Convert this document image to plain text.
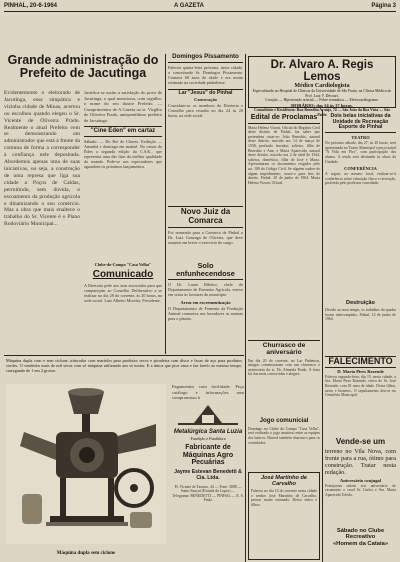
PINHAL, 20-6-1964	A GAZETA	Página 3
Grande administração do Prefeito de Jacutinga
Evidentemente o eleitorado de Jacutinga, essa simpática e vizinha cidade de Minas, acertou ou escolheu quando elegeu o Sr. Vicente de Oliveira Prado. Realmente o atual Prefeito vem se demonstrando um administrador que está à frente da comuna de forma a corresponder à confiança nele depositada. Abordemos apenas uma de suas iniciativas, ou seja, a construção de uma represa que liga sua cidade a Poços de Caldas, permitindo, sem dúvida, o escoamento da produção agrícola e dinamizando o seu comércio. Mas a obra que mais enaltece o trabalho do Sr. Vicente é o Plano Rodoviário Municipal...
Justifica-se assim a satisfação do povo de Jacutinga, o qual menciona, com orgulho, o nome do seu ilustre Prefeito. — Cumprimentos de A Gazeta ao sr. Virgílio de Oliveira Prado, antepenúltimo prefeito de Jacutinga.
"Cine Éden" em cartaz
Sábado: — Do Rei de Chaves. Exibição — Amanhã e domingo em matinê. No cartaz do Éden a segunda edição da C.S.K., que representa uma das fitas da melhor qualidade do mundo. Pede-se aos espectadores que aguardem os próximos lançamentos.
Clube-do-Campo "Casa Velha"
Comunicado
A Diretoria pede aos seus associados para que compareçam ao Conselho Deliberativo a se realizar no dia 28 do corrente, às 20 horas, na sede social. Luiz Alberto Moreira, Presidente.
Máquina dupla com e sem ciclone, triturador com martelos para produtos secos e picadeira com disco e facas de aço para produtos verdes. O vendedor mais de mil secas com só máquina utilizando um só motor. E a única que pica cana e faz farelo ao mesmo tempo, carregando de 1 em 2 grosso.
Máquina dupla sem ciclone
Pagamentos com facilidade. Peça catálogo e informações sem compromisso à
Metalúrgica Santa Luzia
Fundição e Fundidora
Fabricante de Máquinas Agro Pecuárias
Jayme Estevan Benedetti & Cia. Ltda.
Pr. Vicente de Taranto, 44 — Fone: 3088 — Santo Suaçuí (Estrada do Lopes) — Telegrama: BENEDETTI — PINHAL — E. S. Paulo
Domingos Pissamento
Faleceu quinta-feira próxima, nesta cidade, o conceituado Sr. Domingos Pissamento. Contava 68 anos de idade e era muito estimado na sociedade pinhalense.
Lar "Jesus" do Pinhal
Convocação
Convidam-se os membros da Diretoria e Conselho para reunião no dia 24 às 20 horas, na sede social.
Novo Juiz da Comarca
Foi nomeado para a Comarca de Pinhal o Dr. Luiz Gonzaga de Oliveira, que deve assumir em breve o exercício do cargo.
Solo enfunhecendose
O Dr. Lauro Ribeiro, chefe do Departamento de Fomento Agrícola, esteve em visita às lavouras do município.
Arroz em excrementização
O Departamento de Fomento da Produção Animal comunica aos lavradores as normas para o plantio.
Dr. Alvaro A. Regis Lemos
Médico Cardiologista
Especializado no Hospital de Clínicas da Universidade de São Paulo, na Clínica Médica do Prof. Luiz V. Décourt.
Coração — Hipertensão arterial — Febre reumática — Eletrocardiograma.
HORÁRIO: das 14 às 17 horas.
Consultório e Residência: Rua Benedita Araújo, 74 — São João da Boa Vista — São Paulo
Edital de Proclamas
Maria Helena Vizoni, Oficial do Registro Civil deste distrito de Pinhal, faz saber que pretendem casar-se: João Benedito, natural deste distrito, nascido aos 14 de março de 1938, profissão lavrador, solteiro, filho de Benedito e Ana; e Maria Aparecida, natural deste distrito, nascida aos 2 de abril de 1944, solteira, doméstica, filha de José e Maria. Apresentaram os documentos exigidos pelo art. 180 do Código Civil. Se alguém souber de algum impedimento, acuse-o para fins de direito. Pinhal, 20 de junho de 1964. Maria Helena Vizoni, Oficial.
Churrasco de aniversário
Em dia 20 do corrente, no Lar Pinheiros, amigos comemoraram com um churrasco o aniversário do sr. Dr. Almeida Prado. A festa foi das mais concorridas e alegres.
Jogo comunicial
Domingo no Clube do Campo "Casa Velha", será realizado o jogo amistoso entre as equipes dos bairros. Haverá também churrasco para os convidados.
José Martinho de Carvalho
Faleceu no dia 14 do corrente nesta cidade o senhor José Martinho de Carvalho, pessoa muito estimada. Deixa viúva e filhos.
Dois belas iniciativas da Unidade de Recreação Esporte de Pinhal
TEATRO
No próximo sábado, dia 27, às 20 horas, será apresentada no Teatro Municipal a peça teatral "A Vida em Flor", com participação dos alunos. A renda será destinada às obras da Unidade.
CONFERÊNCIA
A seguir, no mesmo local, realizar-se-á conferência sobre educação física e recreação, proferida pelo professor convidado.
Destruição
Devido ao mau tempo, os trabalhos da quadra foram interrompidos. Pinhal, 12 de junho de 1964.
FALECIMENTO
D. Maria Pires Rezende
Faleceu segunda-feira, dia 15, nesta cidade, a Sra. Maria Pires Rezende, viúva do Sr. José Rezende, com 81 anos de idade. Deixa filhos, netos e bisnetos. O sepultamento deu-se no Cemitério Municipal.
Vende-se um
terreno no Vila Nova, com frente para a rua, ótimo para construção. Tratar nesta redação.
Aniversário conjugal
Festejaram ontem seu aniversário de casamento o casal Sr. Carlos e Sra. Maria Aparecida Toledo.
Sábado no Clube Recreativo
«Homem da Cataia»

• **Prompt**
Repeat the listing in full and exactly. Do not include any images.

• **Task solution**
Convert this document image to plain text.
PINHAL, 20-6-1964	A GAZETA	Página 3
Grande administração do Prefeito de Jacutinga
Evidentemente o eleitorado de Jacutinga, essa simpática e vizinha cidade de Minas, acertou ou escolheu quando elegeu o Sr. Vicente de Oliveira Prado. Realmente o atual Prefeito vem se demonstrando um administrador que está à frente da comuna de forma a corresponder à confiança nele depositada. Abordemos apenas uma de suas iniciativas, ou seja, a construção de uma represa que liga sua cidade a Poços de Caldas, permitindo, sem dúvida, o escoamento da produção agrícola e dinamizando o seu comércio. Mas a obra que mais enaltece o trabalho do Sr. Vicente é o Plano Rodoviário Municipal...
Justifica-se assim a satisfação do povo de Jacutinga, o qual menciona, com orgulho, o nome do seu ilustre Prefeito. — Cumprimentos de A Gazeta ao sr. Virgílio de Oliveira Prado, antepenúltimo prefeito de Jacutinga.
"Cine Éden" em cartaz
Sábado: — Do Rei de Chaves. Exibição — Amanhã e domingo em matinê. No cartaz do Éden a segunda edição da C.S.K., que representa uma das fitas da melhor qualidade do mundo. Pede-se aos espectadores que aguardem os próximos lançamentos.
Clube-do-Campo "Casa Velha"
Comunicado
A Diretoria pede aos seus associados para que compareçam ao Conselho Deliberativo a se realizar no dia 28 do corrente, às 20 horas, na sede social. Luiz Alberto Moreira, Presidente.
Máquina dupla com e sem ciclone, triturador com martelos para produtos secos e picadeira com disco e facas de aço para produtos verdes. O vendedor mais de mil secas com só máquina utilizando um só motor. E a única que pica cana e faz farelo ao mesmo tempo, carregando de 1 em 2 grosso.
Máquina dupla sem ciclone
Pagamentos com facilidade. Peça catálogo e informações sem compromisso à
Metalúrgica Santa Luzia
Fundição e Fundidora
Fabricante de Máquinas Agro Pecuárias
Jayme Estevan Benedetti & Cia. Ltda.
Pr. Vicente de Taranto, 44 — Fone: 3088 — Santo Suaçuí (Estrada do Lopes) — Telegrama: BENEDETTI — PINHAL — E. S. Paulo
Domingos Pissamento
Faleceu quinta-feira próxima, nesta cidade, o conceituado Sr. Domingos Pissamento. Contava 68 anos de idade e era muito estimado na sociedade pinhalense.
Lar "Jesus" do Pinhal
Convocação
Convidam-se os membros da Diretoria e Conselho para reunião no dia 24 às 20 horas, na sede social.
Novo Juiz da Comarca
Foi nomeado para a Comarca de Pinhal o Dr. Luiz Gonzaga de Oliveira, que deve assumir em breve o exercício do cargo.
Solo enfunhecendose
O Dr. Lauro Ribeiro, chefe do Departamento de Fomento Agrícola, esteve em visita às lavouras do município.
Arroz em excrementização
O Departamento de Fomento da Produção Animal comunica aos lavradores as normas para o plantio.
Dr. Alvaro A. Regis Lemos
Médico Cardiologista
Especializado no Hospital de Clínicas da Universidade de São Paulo, na Clínica Médica do Prof. Luiz V. Décourt.
Coração — Hipertensão arterial — Febre reumática — Eletrocardiograma.
HORÁRIO: das 14 às 17 horas.
Consultório e Residência: Rua Benedita Araújo, 74 — São João da Boa Vista — São Paulo
Edital de Proclamas
Maria Helena Vizoni, Oficial do Registro Civil deste distrito de Pinhal, faz saber que pretendem casar-se: João Benedito, natural deste distrito, nascido aos 14 de março de 1938, profissão lavrador, solteiro, filho de Benedito e Ana; e Maria Aparecida, natural deste distrito, nascida aos 2 de abril de 1944, solteira, doméstica, filha de José e Maria. Apresentaram os documentos exigidos pelo art. 180 do Código Civil. Se alguém souber de algum impedimento, acuse-o para fins de direito. Pinhal, 20 de junho de 1964. Maria Helena Vizoni, Oficial.
Churrasco de aniversário
Em dia 20 do corrente, no Lar Pinheiros, amigos comemoraram com um churrasco o aniversário do sr. Dr. Almeida Prado. A festa foi das mais concorridas e alegres.
Jogo comunicial
Domingo no Clube do Campo "Casa Velha", será realizado o jogo amistoso entre as equipes dos bairros. Haverá também churrasco para os convidados.
José Martinho de Carvalho
Faleceu no dia 14 do corrente nesta cidade o senhor José Martinho de Carvalho, pessoa muito estimada. Deixa viúva e filhos.
Dois belas iniciativas da Unidade de Recreação Esporte de Pinhal
TEATRO
No próximo sábado, dia 27, às 20 horas, será apresentada no Teatro Municipal a peça teatral "A Vida em Flor", com participação dos alunos. A renda será destinada às obras da Unidade.
CONFERÊNCIA
A seguir, no mesmo local, realizar-se-á conferência sobre educação física e recreação, proferida pelo professor convidado.
Destruição
Devido ao mau tempo, os trabalhos da quadra foram interrompidos. Pinhal, 12 de junho de 1964.
FALECIMENTO
D. Maria Pires Rezende
Faleceu segunda-feira, dia 15, nesta cidade, a Sra. Maria Pires Rezende, viúva do Sr. José Rezende, com 81 anos de idade. Deixa filhos, netos e bisnetos. O sepultamento deu-se no Cemitério Municipal.
Vende-se um
terreno no Vila Nova, com frente para a rua, ótimo para construção. Tratar nesta redação.
Aniversário conjugal
Festejaram ontem seu aniversário de casamento o casal Sr. Carlos e Sra. Maria Aparecida Toledo.
Sábado no Clube Recreativo
«Homem da Cataia»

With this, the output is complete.